DATA FOR THE TASK:
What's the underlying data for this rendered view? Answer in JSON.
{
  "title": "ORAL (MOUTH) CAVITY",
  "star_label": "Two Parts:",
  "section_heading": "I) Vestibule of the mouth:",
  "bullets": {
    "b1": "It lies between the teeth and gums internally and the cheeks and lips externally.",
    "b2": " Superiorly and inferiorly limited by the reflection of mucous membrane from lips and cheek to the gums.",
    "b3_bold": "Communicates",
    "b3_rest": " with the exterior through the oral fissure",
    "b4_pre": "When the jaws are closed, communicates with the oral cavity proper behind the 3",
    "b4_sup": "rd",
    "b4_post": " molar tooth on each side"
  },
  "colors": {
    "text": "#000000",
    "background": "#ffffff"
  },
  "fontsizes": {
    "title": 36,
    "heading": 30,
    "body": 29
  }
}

==

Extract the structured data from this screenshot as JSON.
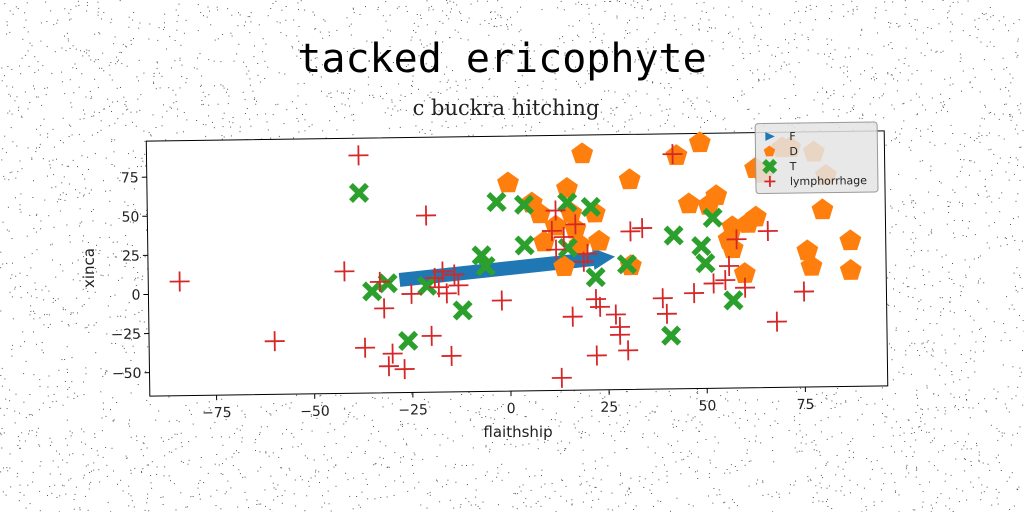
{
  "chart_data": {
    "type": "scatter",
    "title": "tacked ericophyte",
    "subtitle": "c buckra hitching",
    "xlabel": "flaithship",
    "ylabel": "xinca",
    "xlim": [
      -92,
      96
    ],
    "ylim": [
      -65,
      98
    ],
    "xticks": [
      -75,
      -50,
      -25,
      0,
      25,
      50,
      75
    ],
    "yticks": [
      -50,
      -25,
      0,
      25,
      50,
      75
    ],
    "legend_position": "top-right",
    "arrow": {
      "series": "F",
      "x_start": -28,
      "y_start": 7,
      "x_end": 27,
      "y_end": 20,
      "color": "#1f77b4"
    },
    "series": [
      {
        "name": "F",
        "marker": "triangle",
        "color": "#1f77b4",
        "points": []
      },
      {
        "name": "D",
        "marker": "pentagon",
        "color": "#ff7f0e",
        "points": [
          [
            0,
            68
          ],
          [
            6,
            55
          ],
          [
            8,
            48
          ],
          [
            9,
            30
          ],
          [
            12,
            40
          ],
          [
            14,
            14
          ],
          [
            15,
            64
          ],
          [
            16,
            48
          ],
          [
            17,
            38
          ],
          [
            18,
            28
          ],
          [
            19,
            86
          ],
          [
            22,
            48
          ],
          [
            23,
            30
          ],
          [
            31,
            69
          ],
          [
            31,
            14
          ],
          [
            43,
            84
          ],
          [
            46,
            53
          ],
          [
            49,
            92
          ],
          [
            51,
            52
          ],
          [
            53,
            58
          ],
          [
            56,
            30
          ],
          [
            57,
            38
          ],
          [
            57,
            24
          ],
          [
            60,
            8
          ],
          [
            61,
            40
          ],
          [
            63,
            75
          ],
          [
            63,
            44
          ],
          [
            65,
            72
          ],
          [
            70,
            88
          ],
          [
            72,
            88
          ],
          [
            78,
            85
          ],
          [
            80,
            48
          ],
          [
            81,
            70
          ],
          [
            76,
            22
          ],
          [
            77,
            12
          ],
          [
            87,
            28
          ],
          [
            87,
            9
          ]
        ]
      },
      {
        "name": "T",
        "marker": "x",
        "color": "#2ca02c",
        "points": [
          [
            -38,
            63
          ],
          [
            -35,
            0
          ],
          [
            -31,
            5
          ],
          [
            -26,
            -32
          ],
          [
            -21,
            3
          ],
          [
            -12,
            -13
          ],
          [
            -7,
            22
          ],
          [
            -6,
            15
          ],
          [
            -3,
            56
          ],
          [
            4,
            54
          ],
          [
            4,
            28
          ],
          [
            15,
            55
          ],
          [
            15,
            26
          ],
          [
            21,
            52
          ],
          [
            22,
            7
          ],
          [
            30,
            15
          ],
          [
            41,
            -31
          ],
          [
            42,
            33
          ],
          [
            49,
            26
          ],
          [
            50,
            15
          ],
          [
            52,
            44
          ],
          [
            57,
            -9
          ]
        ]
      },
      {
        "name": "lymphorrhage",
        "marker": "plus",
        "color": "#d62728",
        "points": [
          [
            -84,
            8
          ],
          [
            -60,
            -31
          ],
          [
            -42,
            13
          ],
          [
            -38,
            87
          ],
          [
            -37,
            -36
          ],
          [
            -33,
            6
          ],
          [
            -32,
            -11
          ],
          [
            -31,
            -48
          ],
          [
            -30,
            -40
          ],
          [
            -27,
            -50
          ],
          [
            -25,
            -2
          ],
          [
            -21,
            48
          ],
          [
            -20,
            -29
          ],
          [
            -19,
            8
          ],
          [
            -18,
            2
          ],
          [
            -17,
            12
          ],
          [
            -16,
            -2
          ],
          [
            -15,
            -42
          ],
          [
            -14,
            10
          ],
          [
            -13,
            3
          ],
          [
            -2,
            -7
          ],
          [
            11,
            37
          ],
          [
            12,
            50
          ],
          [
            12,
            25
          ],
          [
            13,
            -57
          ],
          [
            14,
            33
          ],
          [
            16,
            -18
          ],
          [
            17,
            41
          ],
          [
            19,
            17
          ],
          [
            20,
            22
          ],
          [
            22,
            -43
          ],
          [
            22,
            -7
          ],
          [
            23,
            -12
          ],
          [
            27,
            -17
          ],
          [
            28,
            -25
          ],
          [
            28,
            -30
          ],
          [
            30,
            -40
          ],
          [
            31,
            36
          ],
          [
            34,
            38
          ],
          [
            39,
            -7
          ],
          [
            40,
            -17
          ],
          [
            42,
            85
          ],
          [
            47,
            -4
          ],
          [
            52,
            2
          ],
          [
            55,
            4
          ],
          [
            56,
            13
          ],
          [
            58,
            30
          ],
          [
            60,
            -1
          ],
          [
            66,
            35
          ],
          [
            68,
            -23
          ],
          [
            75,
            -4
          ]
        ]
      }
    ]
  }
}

* * *

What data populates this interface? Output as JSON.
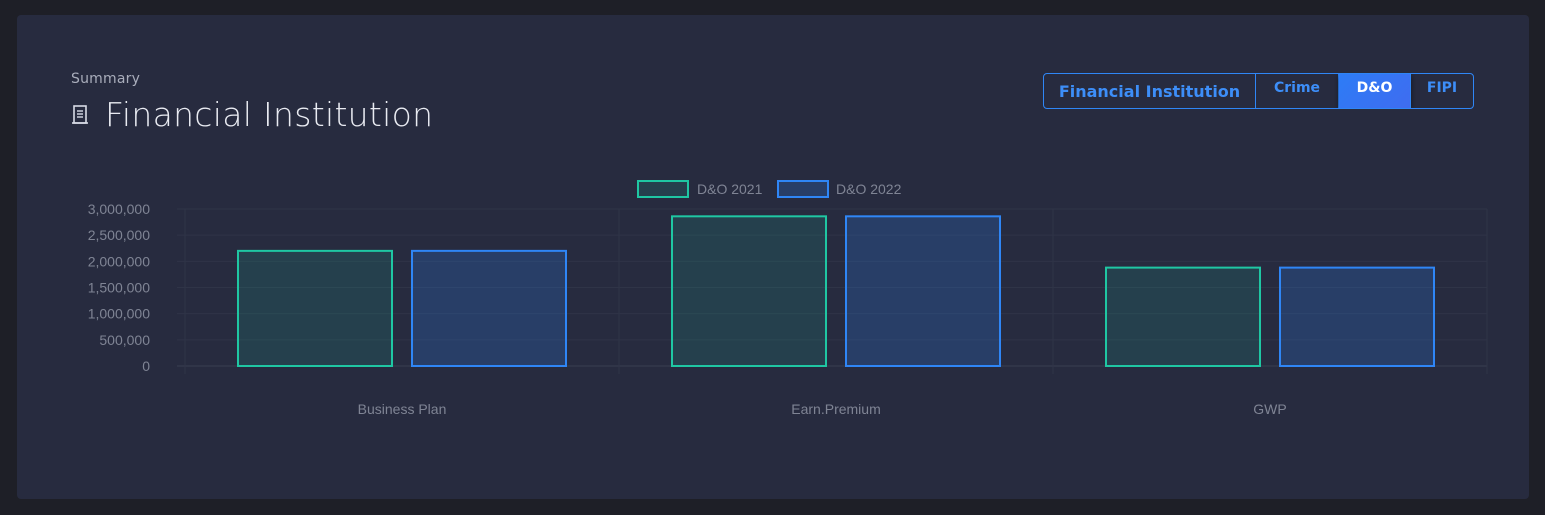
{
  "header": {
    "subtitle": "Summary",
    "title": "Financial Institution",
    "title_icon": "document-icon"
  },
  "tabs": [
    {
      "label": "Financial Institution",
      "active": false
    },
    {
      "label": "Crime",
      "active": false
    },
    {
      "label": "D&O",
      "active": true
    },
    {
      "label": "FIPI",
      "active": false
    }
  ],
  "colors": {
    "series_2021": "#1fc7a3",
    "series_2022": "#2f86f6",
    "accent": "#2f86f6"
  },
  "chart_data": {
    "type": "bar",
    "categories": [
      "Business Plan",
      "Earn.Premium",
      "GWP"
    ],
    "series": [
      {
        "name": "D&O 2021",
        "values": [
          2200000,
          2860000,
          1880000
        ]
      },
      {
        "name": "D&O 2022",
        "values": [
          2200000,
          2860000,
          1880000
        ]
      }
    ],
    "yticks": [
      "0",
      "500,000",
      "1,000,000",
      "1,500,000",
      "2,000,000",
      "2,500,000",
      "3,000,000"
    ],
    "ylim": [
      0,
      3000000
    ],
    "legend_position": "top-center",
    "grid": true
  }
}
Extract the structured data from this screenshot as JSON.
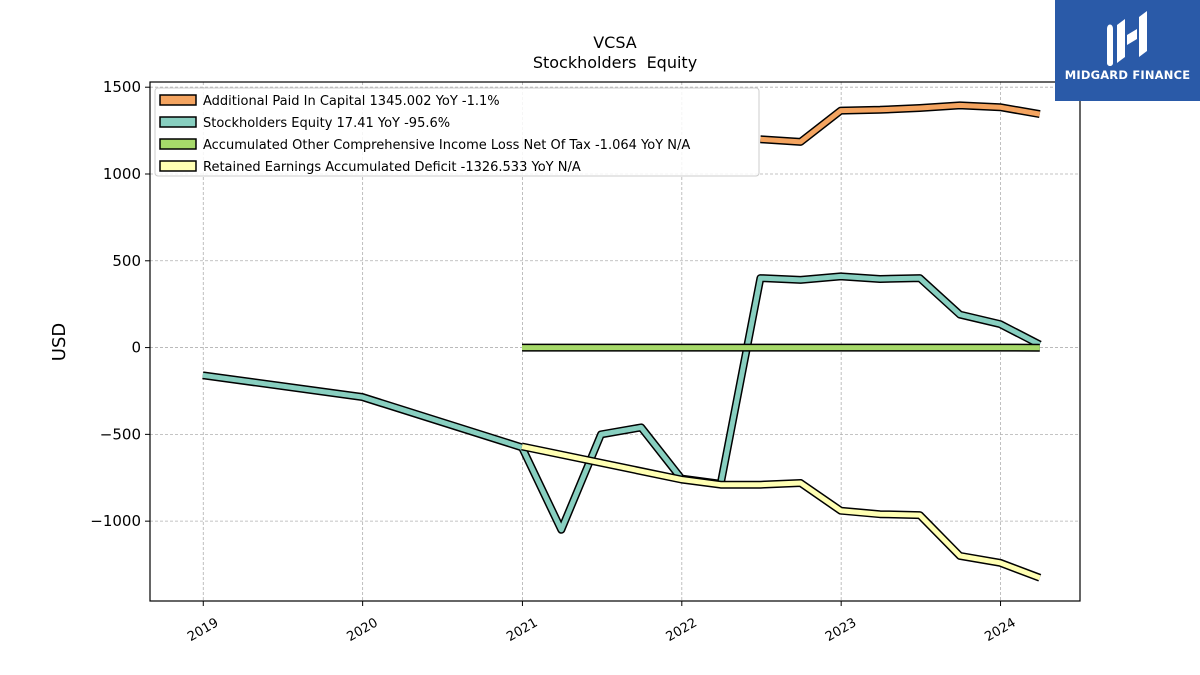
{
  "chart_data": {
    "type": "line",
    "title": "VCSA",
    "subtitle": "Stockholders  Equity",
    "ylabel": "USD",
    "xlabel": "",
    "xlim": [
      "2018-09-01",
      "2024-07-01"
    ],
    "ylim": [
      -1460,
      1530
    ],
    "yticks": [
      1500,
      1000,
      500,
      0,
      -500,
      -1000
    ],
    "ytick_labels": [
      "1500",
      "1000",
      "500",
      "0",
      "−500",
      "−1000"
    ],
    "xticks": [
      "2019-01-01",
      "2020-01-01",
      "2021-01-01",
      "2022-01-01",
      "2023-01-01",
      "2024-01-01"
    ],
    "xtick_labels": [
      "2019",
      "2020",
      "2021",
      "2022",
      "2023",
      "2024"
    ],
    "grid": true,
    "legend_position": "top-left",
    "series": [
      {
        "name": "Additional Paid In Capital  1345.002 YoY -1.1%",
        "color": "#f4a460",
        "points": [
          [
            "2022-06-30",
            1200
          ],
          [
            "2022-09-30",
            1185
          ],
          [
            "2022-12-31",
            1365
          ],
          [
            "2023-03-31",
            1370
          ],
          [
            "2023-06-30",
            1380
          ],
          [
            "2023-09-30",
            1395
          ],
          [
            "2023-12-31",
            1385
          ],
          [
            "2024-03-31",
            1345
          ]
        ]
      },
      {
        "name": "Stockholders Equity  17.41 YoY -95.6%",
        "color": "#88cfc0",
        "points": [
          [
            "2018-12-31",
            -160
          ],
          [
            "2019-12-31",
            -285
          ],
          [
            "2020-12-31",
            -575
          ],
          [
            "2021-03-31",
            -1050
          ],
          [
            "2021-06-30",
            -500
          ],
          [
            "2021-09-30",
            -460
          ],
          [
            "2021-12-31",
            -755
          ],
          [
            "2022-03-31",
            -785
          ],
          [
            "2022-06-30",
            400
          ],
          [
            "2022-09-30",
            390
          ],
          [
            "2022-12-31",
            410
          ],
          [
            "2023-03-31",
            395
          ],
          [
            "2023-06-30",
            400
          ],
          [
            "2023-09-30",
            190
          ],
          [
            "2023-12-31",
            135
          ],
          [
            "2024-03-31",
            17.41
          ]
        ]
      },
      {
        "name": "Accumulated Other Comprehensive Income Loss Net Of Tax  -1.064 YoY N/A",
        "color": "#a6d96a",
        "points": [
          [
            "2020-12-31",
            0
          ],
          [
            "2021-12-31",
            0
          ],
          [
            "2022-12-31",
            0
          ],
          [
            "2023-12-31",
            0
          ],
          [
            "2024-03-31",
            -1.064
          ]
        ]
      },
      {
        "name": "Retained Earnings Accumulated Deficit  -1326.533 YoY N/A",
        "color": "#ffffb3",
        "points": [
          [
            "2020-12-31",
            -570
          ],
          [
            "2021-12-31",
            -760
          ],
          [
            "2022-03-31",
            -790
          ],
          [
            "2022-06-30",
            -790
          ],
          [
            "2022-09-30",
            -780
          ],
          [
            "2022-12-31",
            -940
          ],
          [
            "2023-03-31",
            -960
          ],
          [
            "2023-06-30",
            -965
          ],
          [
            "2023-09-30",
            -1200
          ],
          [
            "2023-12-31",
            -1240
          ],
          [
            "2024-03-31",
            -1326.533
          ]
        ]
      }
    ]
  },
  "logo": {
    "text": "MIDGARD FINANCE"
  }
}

GIVEN PROBLEM:
Find the lines above that include the string "Equity" and copy them.

TASK SOLUTION:
    "subtitle": "Stockholders  Equity",
        "name": "Stockholders Equity  17.41 YoY -95.6%",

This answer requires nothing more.